__Given problem__.
Below are some records; reproduce every one of them exactly.
──────── Task input ────────
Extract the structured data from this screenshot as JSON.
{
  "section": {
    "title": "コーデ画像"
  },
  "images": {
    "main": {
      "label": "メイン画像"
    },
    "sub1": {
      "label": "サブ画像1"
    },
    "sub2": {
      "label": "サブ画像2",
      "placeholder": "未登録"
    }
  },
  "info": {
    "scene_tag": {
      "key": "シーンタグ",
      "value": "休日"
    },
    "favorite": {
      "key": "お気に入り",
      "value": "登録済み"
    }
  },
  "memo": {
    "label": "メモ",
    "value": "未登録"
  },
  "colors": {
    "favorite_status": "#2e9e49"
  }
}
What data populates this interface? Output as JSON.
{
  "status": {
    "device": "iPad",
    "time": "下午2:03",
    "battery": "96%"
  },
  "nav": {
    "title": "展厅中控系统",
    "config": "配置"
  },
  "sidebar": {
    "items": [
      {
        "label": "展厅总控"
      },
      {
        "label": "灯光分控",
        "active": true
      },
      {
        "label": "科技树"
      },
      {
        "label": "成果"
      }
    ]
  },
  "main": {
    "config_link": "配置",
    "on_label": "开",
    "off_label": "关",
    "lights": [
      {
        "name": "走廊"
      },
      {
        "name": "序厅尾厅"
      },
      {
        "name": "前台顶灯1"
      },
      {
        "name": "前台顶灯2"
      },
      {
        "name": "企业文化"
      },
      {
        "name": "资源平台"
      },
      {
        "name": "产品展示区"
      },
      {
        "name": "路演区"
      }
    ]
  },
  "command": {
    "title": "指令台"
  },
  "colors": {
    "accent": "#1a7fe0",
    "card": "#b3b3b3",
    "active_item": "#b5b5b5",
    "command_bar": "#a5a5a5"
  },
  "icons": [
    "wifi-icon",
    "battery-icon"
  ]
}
────────
__Task solution__.
Extract the structured data from this screenshot as JSON.
{
  "section": {
    "title": "コーデ画像"
  },
  "images": {
    "main": {
      "label": "メイン画像"
    },
    "sub1": {
      "label": "サブ画像1"
    },
    "sub2": {
      "label": "サブ画像2",
      "placeholder": "未登録"
    }
  },
  "info": {
    "scene_tag": {
      "key": "シーンタグ",
      "value": "休日"
    },
    "favorite": {
      "key": "お気に入り",
      "value": "登録済み"
    }
  },
  "memo": {
    "label": "メモ",
    "value": "未登録"
  },
  "colors": {
    "favorite_status": "#2e9e49"
  }
}
What data populates this interface? Output as JSON.
{
  "status": {
    "device": "iPad",
    "time": "下午2:03",
    "battery": "96%"
  },
  "nav": {
    "title": "展厅中控系统",
    "config": "配置"
  },
  "sidebar": {
    "items": [
      {
        "label": "展厅总控"
      },
      {
        "label": "灯光分控",
        "active": true
      },
      {
        "label": "科技树"
      },
      {
        "label": "成果"
      }
    ]
  },
  "main": {
    "config_link": "配置",
    "on_label": "开",
    "off_label": "关",
    "lights": [
      {
        "name": "走廊"
      },
      {
        "name": "序厅尾厅"
      },
      {
        "name": "前台顶灯1"
      },
      {
        "name": "前台顶灯2"
      },
      {
        "name": "企业文化"
      },
      {
        "name": "资源平台"
      },
      {
        "name": "产品展示区"
      },
      {
        "name": "路演区"
      }
    ]
  },
  "command": {
    "title": "指令台"
  },
  "colors": {
    "accent": "#1a7fe0",
    "card": "#b3b3b3",
    "active_item": "#b5b5b5",
    "command_bar": "#a5a5a5"
  },
  "icons": [
    "wifi-icon",
    "battery-icon"
  ]
}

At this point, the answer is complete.